(Dataset items)
____________

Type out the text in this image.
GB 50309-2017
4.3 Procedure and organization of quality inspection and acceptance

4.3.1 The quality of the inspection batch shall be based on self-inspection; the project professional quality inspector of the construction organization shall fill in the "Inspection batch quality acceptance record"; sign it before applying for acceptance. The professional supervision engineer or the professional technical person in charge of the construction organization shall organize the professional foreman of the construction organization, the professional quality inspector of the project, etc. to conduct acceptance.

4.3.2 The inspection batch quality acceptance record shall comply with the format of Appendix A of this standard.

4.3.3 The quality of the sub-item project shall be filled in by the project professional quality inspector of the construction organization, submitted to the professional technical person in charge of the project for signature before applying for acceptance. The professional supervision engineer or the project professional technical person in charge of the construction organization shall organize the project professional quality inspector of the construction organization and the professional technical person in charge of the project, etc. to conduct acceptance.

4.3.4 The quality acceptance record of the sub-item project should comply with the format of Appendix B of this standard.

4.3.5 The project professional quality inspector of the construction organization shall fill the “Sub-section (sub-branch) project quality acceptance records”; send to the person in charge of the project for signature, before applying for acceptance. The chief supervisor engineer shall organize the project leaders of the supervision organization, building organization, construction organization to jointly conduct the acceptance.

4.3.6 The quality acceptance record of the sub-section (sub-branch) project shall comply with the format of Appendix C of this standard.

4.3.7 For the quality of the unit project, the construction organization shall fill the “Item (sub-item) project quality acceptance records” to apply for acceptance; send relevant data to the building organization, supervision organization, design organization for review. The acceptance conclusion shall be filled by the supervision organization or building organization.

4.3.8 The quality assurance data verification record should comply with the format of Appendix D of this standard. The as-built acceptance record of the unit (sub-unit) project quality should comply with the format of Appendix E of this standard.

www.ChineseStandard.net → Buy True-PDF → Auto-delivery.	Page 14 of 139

____________

Exercise: Find the word "this" in the material, then list each line that holds it.

Full answer:
Type out the text in this image.
4.3.2 The inspection batch quality acceptance record shall comply with the format of Appendix A of this standard.
4.3.4 The quality acceptance record of the sub-item project should comply with the format of Appendix B of this standard.
4.3.6 The quality acceptance record of the sub-section (sub-branch) project shall comply with the format of Appendix C of this standard.
4.3.8 The quality assurance data verification record should comply with the format of Appendix D of this standard. The as-built acceptance record of the unit (sub-unit) project quality should comply with the format of Appendix E of this standard.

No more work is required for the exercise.